--- Written request ---
Leave out every picture, and output exactly the lines from the line containing "Enumerate this screenshot's" through the last line of the data.

## begin

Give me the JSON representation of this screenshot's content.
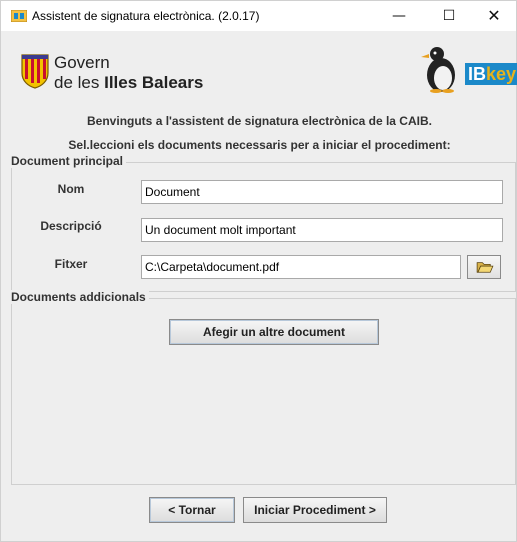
{
  "window": {
    "title": "Assistent de signatura electrònica. (2.0.17)",
    "controls": {
      "minimize": "—",
      "maximize": "☐",
      "close": "✕"
    }
  },
  "header": {
    "gov_line1": "Govern",
    "gov_line2_prefix": "de les ",
    "gov_line2_bold": "Illes Balears",
    "brand_ib": "IB",
    "brand_key": "key"
  },
  "intro": {
    "line1": "Benvinguts a l'assistent de signatura electrònica de la CAIB.",
    "line2": "Sel.leccioni els documents necessaris per a iniciar el procediment:"
  },
  "main_document": {
    "title": "Document principal",
    "fields": {
      "name": {
        "label": "Nom",
        "value": "Document"
      },
      "description": {
        "label": "Descripció",
        "value": "Un document molt important"
      },
      "file": {
        "label": "Fitxer",
        "value": "C:\\Carpeta\\document.pdf",
        "icon": "folder-open-icon"
      }
    }
  },
  "additional_documents": {
    "title": "Documents addicionals",
    "add_button": "Afegir un altre document"
  },
  "footer": {
    "back_button": "< Tornar",
    "start_button": "Iniciar Procediment >"
  },
  "colors": {
    "window_bg": "#eeeeee",
    "brand_blue": "#1b89c9",
    "brand_key": "#e8b21a",
    "crest_red": "#c8102e",
    "crest_yellow": "#f2c200"
  }
}
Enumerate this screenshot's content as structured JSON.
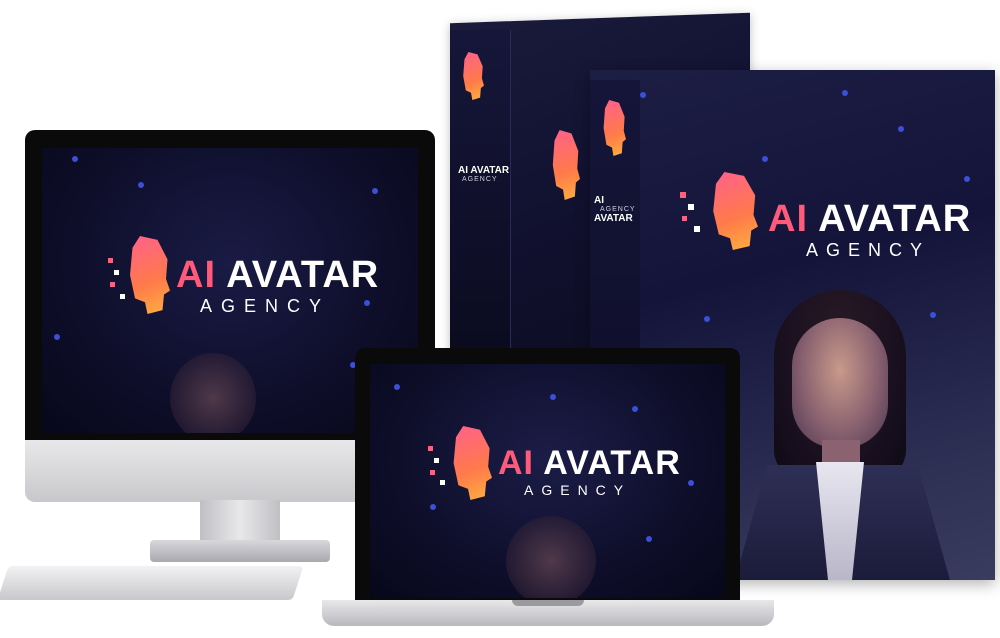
{
  "brand": {
    "title_prefix": "AI",
    "title_main": "AVATAR",
    "subtitle": "AGENCY",
    "accent_color": "#ff5a7a",
    "text_color": "#ffffff"
  },
  "devices": [
    "box-back",
    "box-front",
    "desktop-monitor",
    "laptop",
    "keyboard"
  ],
  "icons": [
    "pixel-head-logo-icon"
  ]
}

## end

--- Solution ---
Enumerate this screenshot's content as structured JSON.
{
  "brand": {
    "title_prefix": "AI",
    "title_main": "AVATAR",
    "subtitle": "AGENCY",
    "accent_color": "#ff5a7a",
    "text_color": "#ffffff"
  },
  "devices": [
    "box-back",
    "box-front",
    "desktop-monitor",
    "laptop",
    "keyboard"
  ],
  "icons": [
    "pixel-head-logo-icon"
  ]
}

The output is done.